» EXERCISE DETAILS
Give every entry again, word for word and in full.

───

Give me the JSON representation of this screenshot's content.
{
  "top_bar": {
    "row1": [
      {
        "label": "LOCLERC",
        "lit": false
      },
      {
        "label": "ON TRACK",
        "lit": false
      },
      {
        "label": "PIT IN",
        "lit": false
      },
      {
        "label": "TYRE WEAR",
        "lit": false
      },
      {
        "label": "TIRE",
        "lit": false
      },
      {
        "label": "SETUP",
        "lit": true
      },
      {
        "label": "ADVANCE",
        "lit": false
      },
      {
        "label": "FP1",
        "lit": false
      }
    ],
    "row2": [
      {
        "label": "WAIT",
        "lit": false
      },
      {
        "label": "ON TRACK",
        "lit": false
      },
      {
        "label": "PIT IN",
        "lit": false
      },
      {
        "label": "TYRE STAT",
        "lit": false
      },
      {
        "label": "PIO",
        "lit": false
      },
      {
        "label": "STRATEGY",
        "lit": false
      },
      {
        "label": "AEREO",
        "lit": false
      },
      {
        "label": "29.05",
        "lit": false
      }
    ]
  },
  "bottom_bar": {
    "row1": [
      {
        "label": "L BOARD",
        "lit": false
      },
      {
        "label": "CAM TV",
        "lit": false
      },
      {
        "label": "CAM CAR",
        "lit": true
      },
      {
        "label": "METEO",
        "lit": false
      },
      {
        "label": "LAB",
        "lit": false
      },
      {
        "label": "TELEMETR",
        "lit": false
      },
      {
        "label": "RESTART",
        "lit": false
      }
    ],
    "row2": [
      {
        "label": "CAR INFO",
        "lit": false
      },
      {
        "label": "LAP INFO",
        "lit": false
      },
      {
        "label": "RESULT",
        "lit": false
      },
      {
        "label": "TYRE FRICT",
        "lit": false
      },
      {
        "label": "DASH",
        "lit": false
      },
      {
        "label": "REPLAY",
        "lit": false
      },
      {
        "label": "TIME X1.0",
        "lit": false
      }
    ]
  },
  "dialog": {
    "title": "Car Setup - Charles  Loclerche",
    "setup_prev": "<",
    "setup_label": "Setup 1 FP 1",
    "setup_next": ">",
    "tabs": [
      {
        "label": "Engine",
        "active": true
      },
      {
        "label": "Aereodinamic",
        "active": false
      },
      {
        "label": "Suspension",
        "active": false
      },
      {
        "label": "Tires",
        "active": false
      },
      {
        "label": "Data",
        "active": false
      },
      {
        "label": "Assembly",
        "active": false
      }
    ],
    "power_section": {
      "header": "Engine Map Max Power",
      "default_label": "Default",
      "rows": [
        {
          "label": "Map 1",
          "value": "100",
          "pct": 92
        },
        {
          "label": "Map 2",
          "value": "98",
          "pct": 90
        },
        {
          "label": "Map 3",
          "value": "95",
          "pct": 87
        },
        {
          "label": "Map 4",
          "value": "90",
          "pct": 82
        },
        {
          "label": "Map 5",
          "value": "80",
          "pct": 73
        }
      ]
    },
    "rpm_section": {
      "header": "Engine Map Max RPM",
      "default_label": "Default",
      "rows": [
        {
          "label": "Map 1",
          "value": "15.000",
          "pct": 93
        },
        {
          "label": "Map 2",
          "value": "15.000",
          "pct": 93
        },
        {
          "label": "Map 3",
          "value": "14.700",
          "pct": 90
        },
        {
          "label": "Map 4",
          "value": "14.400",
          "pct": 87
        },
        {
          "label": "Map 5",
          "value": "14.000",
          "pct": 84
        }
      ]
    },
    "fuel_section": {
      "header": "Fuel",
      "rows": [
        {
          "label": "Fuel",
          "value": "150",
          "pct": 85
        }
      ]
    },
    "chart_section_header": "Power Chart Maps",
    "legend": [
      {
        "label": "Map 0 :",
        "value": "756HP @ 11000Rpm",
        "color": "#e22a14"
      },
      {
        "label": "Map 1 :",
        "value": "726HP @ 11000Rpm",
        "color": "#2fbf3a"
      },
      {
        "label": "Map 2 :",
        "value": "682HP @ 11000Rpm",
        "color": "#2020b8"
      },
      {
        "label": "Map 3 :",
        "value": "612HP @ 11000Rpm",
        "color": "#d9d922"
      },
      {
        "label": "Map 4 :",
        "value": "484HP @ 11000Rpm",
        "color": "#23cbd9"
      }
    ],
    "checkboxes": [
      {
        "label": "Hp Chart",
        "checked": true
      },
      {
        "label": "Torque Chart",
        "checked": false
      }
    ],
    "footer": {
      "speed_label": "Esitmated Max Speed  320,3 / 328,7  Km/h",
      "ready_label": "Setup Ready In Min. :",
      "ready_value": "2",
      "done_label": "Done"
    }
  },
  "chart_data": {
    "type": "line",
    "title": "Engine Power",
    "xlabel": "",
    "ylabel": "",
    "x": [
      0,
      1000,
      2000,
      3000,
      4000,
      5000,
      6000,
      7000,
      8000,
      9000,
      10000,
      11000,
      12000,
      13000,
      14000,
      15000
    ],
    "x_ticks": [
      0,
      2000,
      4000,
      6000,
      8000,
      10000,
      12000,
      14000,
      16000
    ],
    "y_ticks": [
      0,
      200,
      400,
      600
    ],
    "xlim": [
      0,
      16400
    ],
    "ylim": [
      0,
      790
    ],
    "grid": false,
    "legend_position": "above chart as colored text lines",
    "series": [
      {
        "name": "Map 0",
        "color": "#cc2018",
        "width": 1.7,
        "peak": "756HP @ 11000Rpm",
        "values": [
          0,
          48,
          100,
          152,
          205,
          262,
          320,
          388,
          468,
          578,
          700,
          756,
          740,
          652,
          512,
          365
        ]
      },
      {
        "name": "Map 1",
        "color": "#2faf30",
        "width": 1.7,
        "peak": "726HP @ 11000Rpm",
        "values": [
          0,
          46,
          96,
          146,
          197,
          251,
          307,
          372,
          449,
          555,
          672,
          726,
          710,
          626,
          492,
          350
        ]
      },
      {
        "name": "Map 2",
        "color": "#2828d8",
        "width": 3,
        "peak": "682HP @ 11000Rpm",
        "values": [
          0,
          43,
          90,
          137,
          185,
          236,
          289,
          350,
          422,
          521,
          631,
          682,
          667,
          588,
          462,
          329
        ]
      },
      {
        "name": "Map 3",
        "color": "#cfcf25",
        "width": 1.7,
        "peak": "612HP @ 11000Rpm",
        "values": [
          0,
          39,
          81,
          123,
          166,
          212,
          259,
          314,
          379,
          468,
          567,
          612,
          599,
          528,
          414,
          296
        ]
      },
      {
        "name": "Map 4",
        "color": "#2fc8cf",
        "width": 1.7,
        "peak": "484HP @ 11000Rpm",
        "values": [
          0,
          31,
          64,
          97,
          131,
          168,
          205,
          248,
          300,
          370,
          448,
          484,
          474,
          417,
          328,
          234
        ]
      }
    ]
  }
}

───

» TASK SOLUTION
Give me the JSON representation of this screenshot's content.
{
  "top_bar": {
    "row1": [
      {
        "label": "LOCLERC",
        "lit": false
      },
      {
        "label": "ON TRACK",
        "lit": false
      },
      {
        "label": "PIT IN",
        "lit": false
      },
      {
        "label": "TYRE WEAR",
        "lit": false
      },
      {
        "label": "TIRE",
        "lit": false
      },
      {
        "label": "SETUP",
        "lit": true
      },
      {
        "label": "ADVANCE",
        "lit": false
      },
      {
        "label": "FP1",
        "lit": false
      }
    ],
    "row2": [
      {
        "label": "WAIT",
        "lit": false
      },
      {
        "label": "ON TRACK",
        "lit": false
      },
      {
        "label": "PIT IN",
        "lit": false
      },
      {
        "label": "TYRE STAT",
        "lit": false
      },
      {
        "label": "PIO",
        "lit": false
      },
      {
        "label": "STRATEGY",
        "lit": false
      },
      {
        "label": "AEREO",
        "lit": false
      },
      {
        "label": "29.05",
        "lit": false
      }
    ]
  },
  "bottom_bar": {
    "row1": [
      {
        "label": "L BOARD",
        "lit": false
      },
      {
        "label": "CAM TV",
        "lit": false
      },
      {
        "label": "CAM CAR",
        "lit": true
      },
      {
        "label": "METEO",
        "lit": false
      },
      {
        "label": "LAB",
        "lit": false
      },
      {
        "label": "TELEMETR",
        "lit": false
      },
      {
        "label": "RESTART",
        "lit": false
      }
    ],
    "row2": [
      {
        "label": "CAR INFO",
        "lit": false
      },
      {
        "label": "LAP INFO",
        "lit": false
      },
      {
        "label": "RESULT",
        "lit": false
      },
      {
        "label": "TYRE FRICT",
        "lit": false
      },
      {
        "label": "DASH",
        "lit": false
      },
      {
        "label": "REPLAY",
        "lit": false
      },
      {
        "label": "TIME X1.0",
        "lit": false
      }
    ]
  },
  "dialog": {
    "title": "Car Setup - Charles  Loclerche",
    "setup_prev": "<",
    "setup_label": "Setup 1 FP 1",
    "setup_next": ">",
    "tabs": [
      {
        "label": "Engine",
        "active": true
      },
      {
        "label": "Aereodinamic",
        "active": false
      },
      {
        "label": "Suspension",
        "active": false
      },
      {
        "label": "Tires",
        "active": false
      },
      {
        "label": "Data",
        "active": false
      },
      {
        "label": "Assembly",
        "active": false
      }
    ],
    "power_section": {
      "header": "Engine Map Max Power",
      "default_label": "Default",
      "rows": [
        {
          "label": "Map 1",
          "value": "100",
          "pct": 92
        },
        {
          "label": "Map 2",
          "value": "98",
          "pct": 90
        },
        {
          "label": "Map 3",
          "value": "95",
          "pct": 87
        },
        {
          "label": "Map 4",
          "value": "90",
          "pct": 82
        },
        {
          "label": "Map 5",
          "value": "80",
          "pct": 73
        }
      ]
    },
    "rpm_section": {
      "header": "Engine Map Max RPM",
      "default_label": "Default",
      "rows": [
        {
          "label": "Map 1",
          "value": "15.000",
          "pct": 93
        },
        {
          "label": "Map 2",
          "value": "15.000",
          "pct": 93
        },
        {
          "label": "Map 3",
          "value": "14.700",
          "pct": 90
        },
        {
          "label": "Map 4",
          "value": "14.400",
          "pct": 87
        },
        {
          "label": "Map 5",
          "value": "14.000",
          "pct": 84
        }
      ]
    },
    "fuel_section": {
      "header": "Fuel",
      "rows": [
        {
          "label": "Fuel",
          "value": "150",
          "pct": 85
        }
      ]
    },
    "chart_section_header": "Power Chart Maps",
    "legend": [
      {
        "label": "Map 0 :",
        "value": "756HP @ 11000Rpm",
        "color": "#e22a14"
      },
      {
        "label": "Map 1 :",
        "value": "726HP @ 11000Rpm",
        "color": "#2fbf3a"
      },
      {
        "label": "Map 2 :",
        "value": "682HP @ 11000Rpm",
        "color": "#2020b8"
      },
      {
        "label": "Map 3 :",
        "value": "612HP @ 11000Rpm",
        "color": "#d9d922"
      },
      {
        "label": "Map 4 :",
        "value": "484HP @ 11000Rpm",
        "color": "#23cbd9"
      }
    ],
    "checkboxes": [
      {
        "label": "Hp Chart",
        "checked": true
      },
      {
        "label": "Torque Chart",
        "checked": false
      }
    ],
    "footer": {
      "speed_label": "Esitmated Max Speed  320,3 / 328,7  Km/h",
      "ready_label": "Setup Ready In Min. :",
      "ready_value": "2",
      "done_label": "Done"
    }
  },
  "chart_data": {
    "type": "line",
    "title": "Engine Power",
    "xlabel": "",
    "ylabel": "",
    "x": [
      0,
      1000,
      2000,
      3000,
      4000,
      5000,
      6000,
      7000,
      8000,
      9000,
      10000,
      11000,
      12000,
      13000,
      14000,
      15000
    ],
    "x_ticks": [
      0,
      2000,
      4000,
      6000,
      8000,
      10000,
      12000,
      14000,
      16000
    ],
    "y_ticks": [
      0,
      200,
      400,
      600
    ],
    "xlim": [
      0,
      16400
    ],
    "ylim": [
      0,
      790
    ],
    "grid": false,
    "legend_position": "above chart as colored text lines",
    "series": [
      {
        "name": "Map 0",
        "color": "#cc2018",
        "width": 1.7,
        "peak": "756HP @ 11000Rpm",
        "values": [
          0,
          48,
          100,
          152,
          205,
          262,
          320,
          388,
          468,
          578,
          700,
          756,
          740,
          652,
          512,
          365
        ]
      },
      {
        "name": "Map 1",
        "color": "#2faf30",
        "width": 1.7,
        "peak": "726HP @ 11000Rpm",
        "values": [
          0,
          46,
          96,
          146,
          197,
          251,
          307,
          372,
          449,
          555,
          672,
          726,
          710,
          626,
          492,
          350
        ]
      },
      {
        "name": "Map 2",
        "color": "#2828d8",
        "width": 3,
        "peak": "682HP @ 11000Rpm",
        "values": [
          0,
          43,
          90,
          137,
          185,
          236,
          289,
          350,
          422,
          521,
          631,
          682,
          667,
          588,
          462,
          329
        ]
      },
      {
        "name": "Map 3",
        "color": "#cfcf25",
        "width": 1.7,
        "peak": "612HP @ 11000Rpm",
        "values": [
          0,
          39,
          81,
          123,
          166,
          212,
          259,
          314,
          379,
          468,
          567,
          612,
          599,
          528,
          414,
          296
        ]
      },
      {
        "name": "Map 4",
        "color": "#2fc8cf",
        "width": 1.7,
        "peak": "484HP @ 11000Rpm",
        "values": [
          0,
          31,
          64,
          97,
          131,
          168,
          205,
          248,
          300,
          370,
          448,
          484,
          474,
          417,
          328,
          234
        ]
      }
    ]
  }
}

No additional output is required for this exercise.